* Exercise directions
Write out all the data again, exactly as it stands.

====

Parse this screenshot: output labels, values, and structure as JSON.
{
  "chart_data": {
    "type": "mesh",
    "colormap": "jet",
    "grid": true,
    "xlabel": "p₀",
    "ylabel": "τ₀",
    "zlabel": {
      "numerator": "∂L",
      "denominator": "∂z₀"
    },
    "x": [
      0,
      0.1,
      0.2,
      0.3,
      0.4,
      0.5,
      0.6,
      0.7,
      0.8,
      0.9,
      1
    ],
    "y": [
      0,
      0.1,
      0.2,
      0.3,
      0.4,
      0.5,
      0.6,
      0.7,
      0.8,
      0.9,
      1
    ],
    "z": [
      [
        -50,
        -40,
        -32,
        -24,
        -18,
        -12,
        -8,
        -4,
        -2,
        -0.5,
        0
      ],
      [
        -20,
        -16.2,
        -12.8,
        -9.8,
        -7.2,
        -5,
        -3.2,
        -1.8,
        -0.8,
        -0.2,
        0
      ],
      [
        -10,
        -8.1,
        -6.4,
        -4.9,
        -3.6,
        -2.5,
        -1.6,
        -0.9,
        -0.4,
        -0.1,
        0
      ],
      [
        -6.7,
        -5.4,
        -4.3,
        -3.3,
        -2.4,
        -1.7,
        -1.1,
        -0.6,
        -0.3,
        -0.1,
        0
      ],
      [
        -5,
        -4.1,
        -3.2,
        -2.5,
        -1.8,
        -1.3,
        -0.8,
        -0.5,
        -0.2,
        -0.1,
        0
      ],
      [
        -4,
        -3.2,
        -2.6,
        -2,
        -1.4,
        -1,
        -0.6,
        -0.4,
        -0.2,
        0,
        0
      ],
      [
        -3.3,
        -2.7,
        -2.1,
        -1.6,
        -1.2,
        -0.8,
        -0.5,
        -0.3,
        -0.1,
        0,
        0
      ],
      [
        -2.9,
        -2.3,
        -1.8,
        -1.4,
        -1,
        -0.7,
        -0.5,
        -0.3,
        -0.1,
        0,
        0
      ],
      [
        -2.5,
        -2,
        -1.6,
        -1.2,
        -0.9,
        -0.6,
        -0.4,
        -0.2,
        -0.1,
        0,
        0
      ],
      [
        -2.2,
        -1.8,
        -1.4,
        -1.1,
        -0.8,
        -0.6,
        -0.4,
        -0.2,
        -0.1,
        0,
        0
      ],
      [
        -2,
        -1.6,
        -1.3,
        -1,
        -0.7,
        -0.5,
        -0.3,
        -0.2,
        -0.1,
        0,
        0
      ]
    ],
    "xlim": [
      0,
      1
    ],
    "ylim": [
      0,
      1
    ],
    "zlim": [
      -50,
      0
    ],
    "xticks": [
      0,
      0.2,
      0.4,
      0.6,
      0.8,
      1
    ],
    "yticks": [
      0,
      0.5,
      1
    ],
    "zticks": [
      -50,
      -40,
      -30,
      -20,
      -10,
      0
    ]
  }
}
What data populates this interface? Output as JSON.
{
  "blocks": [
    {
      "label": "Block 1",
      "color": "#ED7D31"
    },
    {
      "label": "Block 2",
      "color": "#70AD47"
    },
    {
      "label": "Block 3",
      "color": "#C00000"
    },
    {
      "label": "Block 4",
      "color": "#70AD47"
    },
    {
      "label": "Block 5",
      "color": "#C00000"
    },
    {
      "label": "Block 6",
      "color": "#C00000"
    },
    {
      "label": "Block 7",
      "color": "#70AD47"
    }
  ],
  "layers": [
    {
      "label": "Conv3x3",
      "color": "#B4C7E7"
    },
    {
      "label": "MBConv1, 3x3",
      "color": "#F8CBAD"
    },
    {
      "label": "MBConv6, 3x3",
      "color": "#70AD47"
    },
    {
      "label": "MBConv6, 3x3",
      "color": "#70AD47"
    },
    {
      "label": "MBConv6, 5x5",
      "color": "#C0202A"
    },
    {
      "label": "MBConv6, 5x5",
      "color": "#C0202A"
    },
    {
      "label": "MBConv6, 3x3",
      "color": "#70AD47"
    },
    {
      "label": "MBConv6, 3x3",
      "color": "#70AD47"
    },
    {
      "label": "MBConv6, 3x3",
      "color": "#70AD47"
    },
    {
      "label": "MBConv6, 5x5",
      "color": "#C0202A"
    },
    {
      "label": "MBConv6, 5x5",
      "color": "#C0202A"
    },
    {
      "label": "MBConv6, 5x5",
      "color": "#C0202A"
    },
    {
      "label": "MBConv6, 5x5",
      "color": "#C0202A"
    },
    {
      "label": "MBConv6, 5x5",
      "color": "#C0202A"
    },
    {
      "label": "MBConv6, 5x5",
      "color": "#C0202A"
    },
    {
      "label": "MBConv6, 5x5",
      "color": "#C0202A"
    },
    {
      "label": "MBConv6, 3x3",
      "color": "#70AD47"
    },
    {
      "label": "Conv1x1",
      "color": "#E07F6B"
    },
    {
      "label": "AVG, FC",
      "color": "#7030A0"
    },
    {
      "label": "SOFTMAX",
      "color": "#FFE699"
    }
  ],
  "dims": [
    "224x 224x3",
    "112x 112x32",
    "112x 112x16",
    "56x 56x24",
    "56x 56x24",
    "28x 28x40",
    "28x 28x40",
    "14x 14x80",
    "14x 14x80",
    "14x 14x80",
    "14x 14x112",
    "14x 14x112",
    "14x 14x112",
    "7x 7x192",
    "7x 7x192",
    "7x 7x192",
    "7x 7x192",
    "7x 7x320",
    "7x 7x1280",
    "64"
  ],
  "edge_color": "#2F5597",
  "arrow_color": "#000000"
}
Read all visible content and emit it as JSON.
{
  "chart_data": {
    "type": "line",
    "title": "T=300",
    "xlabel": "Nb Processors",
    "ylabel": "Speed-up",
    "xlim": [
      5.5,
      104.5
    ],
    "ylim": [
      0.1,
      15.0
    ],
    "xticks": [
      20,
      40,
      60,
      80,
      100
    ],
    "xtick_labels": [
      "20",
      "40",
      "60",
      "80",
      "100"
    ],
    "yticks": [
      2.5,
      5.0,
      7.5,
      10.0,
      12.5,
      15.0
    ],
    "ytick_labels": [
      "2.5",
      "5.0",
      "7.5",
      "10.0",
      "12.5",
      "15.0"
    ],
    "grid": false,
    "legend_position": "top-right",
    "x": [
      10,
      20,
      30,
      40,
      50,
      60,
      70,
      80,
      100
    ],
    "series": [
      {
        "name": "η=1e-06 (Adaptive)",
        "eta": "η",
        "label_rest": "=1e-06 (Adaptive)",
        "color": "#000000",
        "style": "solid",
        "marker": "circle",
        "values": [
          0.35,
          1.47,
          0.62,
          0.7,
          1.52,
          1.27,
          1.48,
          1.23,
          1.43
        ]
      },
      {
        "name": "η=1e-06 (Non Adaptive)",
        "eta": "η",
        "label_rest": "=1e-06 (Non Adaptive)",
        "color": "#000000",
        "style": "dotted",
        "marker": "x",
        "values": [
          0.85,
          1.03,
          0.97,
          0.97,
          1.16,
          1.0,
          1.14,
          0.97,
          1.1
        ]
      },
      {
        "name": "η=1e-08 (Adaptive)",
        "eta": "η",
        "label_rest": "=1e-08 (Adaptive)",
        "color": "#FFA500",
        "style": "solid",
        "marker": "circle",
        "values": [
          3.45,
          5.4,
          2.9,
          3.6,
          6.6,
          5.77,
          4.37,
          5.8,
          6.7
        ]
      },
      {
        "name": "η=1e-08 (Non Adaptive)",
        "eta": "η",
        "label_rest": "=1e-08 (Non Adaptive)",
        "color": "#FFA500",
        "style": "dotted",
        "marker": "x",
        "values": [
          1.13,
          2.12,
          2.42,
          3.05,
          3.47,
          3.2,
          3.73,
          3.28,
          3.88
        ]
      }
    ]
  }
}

====

* Reply to the exercise
Parse this screenshot: output labels, values, and structure as JSON.
{
  "chart_data": {
    "type": "mesh",
    "colormap": "jet",
    "grid": true,
    "xlabel": "p₀",
    "ylabel": "τ₀",
    "zlabel": {
      "numerator": "∂L",
      "denominator": "∂z₀"
    },
    "x": [
      0,
      0.1,
      0.2,
      0.3,
      0.4,
      0.5,
      0.6,
      0.7,
      0.8,
      0.9,
      1
    ],
    "y": [
      0,
      0.1,
      0.2,
      0.3,
      0.4,
      0.5,
      0.6,
      0.7,
      0.8,
      0.9,
      1
    ],
    "z": [
      [
        -50,
        -40,
        -32,
        -24,
        -18,
        -12,
        -8,
        -4,
        -2,
        -0.5,
        0
      ],
      [
        -20,
        -16.2,
        -12.8,
        -9.8,
        -7.2,
        -5,
        -3.2,
        -1.8,
        -0.8,
        -0.2,
        0
      ],
      [
        -10,
        -8.1,
        -6.4,
        -4.9,
        -3.6,
        -2.5,
        -1.6,
        -0.9,
        -0.4,
        -0.1,
        0
      ],
      [
        -6.7,
        -5.4,
        -4.3,
        -3.3,
        -2.4,
        -1.7,
        -1.1,
        -0.6,
        -0.3,
        -0.1,
        0
      ],
      [
        -5,
        -4.1,
        -3.2,
        -2.5,
        -1.8,
        -1.3,
        -0.8,
        -0.5,
        -0.2,
        -0.1,
        0
      ],
      [
        -4,
        -3.2,
        -2.6,
        -2,
        -1.4,
        -1,
        -0.6,
        -0.4,
        -0.2,
        0,
        0
      ],
      [
        -3.3,
        -2.7,
        -2.1,
        -1.6,
        -1.2,
        -0.8,
        -0.5,
        -0.3,
        -0.1,
        0,
        0
      ],
      [
        -2.9,
        -2.3,
        -1.8,
        -1.4,
        -1,
        -0.7,
        -0.5,
        -0.3,
        -0.1,
        0,
        0
      ],
      [
        -2.5,
        -2,
        -1.6,
        -1.2,
        -0.9,
        -0.6,
        -0.4,
        -0.2,
        -0.1,
        0,
        0
      ],
      [
        -2.2,
        -1.8,
        -1.4,
        -1.1,
        -0.8,
        -0.6,
        -0.4,
        -0.2,
        -0.1,
        0,
        0
      ],
      [
        -2,
        -1.6,
        -1.3,
        -1,
        -0.7,
        -0.5,
        -0.3,
        -0.2,
        -0.1,
        0,
        0
      ]
    ],
    "xlim": [
      0,
      1
    ],
    "ylim": [
      0,
      1
    ],
    "zlim": [
      -50,
      0
    ],
    "xticks": [
      0,
      0.2,
      0.4,
      0.6,
      0.8,
      1
    ],
    "yticks": [
      0,
      0.5,
      1
    ],
    "zticks": [
      -50,
      -40,
      -30,
      -20,
      -10,
      0
    ]
  }
}
What data populates this interface? Output as JSON.
{
  "blocks": [
    {
      "label": "Block 1",
      "color": "#ED7D31"
    },
    {
      "label": "Block 2",
      "color": "#70AD47"
    },
    {
      "label": "Block 3",
      "color": "#C00000"
    },
    {
      "label": "Block 4",
      "color": "#70AD47"
    },
    {
      "label": "Block 5",
      "color": "#C00000"
    },
    {
      "label": "Block 6",
      "color": "#C00000"
    },
    {
      "label": "Block 7",
      "color": "#70AD47"
    }
  ],
  "layers": [
    {
      "label": "Conv3x3",
      "color": "#B4C7E7"
    },
    {
      "label": "MBConv1, 3x3",
      "color": "#F8CBAD"
    },
    {
      "label": "MBConv6, 3x3",
      "color": "#70AD47"
    },
    {
      "label": "MBConv6, 3x3",
      "color": "#70AD47"
    },
    {
      "label": "MBConv6, 5x5",
      "color": "#C0202A"
    },
    {
      "label": "MBConv6, 5x5",
      "color": "#C0202A"
    },
    {
      "label": "MBConv6, 3x3",
      "color": "#70AD47"
    },
    {
      "label": "MBConv6, 3x3",
      "color": "#70AD47"
    },
    {
      "label": "MBConv6, 3x3",
      "color": "#70AD47"
    },
    {
      "label": "MBConv6, 5x5",
      "color": "#C0202A"
    },
    {
      "label": "MBConv6, 5x5",
      "color": "#C0202A"
    },
    {
      "label": "MBConv6, 5x5",
      "color": "#C0202A"
    },
    {
      "label": "MBConv6, 5x5",
      "color": "#C0202A"
    },
    {
      "label": "MBConv6, 5x5",
      "color": "#C0202A"
    },
    {
      "label": "MBConv6, 5x5",
      "color": "#C0202A"
    },
    {
      "label": "MBConv6, 5x5",
      "color": "#C0202A"
    },
    {
      "label": "MBConv6, 3x3",
      "color": "#70AD47"
    },
    {
      "label": "Conv1x1",
      "color": "#E07F6B"
    },
    {
      "label": "AVG, FC",
      "color": "#7030A0"
    },
    {
      "label": "SOFTMAX",
      "color": "#FFE699"
    }
  ],
  "dims": [
    "224x 224x3",
    "112x 112x32",
    "112x 112x16",
    "56x 56x24",
    "56x 56x24",
    "28x 28x40",
    "28x 28x40",
    "14x 14x80",
    "14x 14x80",
    "14x 14x80",
    "14x 14x112",
    "14x 14x112",
    "14x 14x112",
    "7x 7x192",
    "7x 7x192",
    "7x 7x192",
    "7x 7x192",
    "7x 7x320",
    "7x 7x1280",
    "64"
  ],
  "edge_color": "#2F5597",
  "arrow_color": "#000000"
}
Read all visible content and emit it as JSON.
{
  "chart_data": {
    "type": "line",
    "title": "T=300",
    "xlabel": "Nb Processors",
    "ylabel": "Speed-up",
    "xlim": [
      5.5,
      104.5
    ],
    "ylim": [
      0.1,
      15.0
    ],
    "xticks": [
      20,
      40,
      60,
      80,
      100
    ],
    "xtick_labels": [
      "20",
      "40",
      "60",
      "80",
      "100"
    ],
    "yticks": [
      2.5,
      5.0,
      7.5,
      10.0,
      12.5,
      15.0
    ],
    "ytick_labels": [
      "2.5",
      "5.0",
      "7.5",
      "10.0",
      "12.5",
      "15.0"
    ],
    "grid": false,
    "legend_position": "top-right",
    "x": [
      10,
      20,
      30,
      40,
      50,
      60,
      70,
      80,
      100
    ],
    "series": [
      {
        "name": "η=1e-06 (Adaptive)",
        "eta": "η",
        "label_rest": "=1e-06 (Adaptive)",
        "color": "#000000",
        "style": "solid",
        "marker": "circle",
        "values": [
          0.35,
          1.47,
          0.62,
          0.7,
          1.52,
          1.27,
          1.48,
          1.23,
          1.43
        ]
      },
      {
        "name": "η=1e-06 (Non Adaptive)",
        "eta": "η",
        "label_rest": "=1e-06 (Non Adaptive)",
        "color": "#000000",
        "style": "dotted",
        "marker": "x",
        "values": [
          0.85,
          1.03,
          0.97,
          0.97,
          1.16,
          1.0,
          1.14,
          0.97,
          1.1
        ]
      },
      {
        "name": "η=1e-08 (Adaptive)",
        "eta": "η",
        "label_rest": "=1e-08 (Adaptive)",
        "color": "#FFA500",
        "style": "solid",
        "marker": "circle",
        "values": [
          3.45,
          5.4,
          2.9,
          3.6,
          6.6,
          5.77,
          4.37,
          5.8,
          6.7
        ]
      },
      {
        "name": "η=1e-08 (Non Adaptive)",
        "eta": "η",
        "label_rest": "=1e-08 (Non Adaptive)",
        "color": "#FFA500",
        "style": "dotted",
        "marker": "x",
        "values": [
          1.13,
          2.12,
          2.42,
          3.05,
          3.47,
          3.2,
          3.73,
          3.28,
          3.88
        ]
      }
    ]
  }
}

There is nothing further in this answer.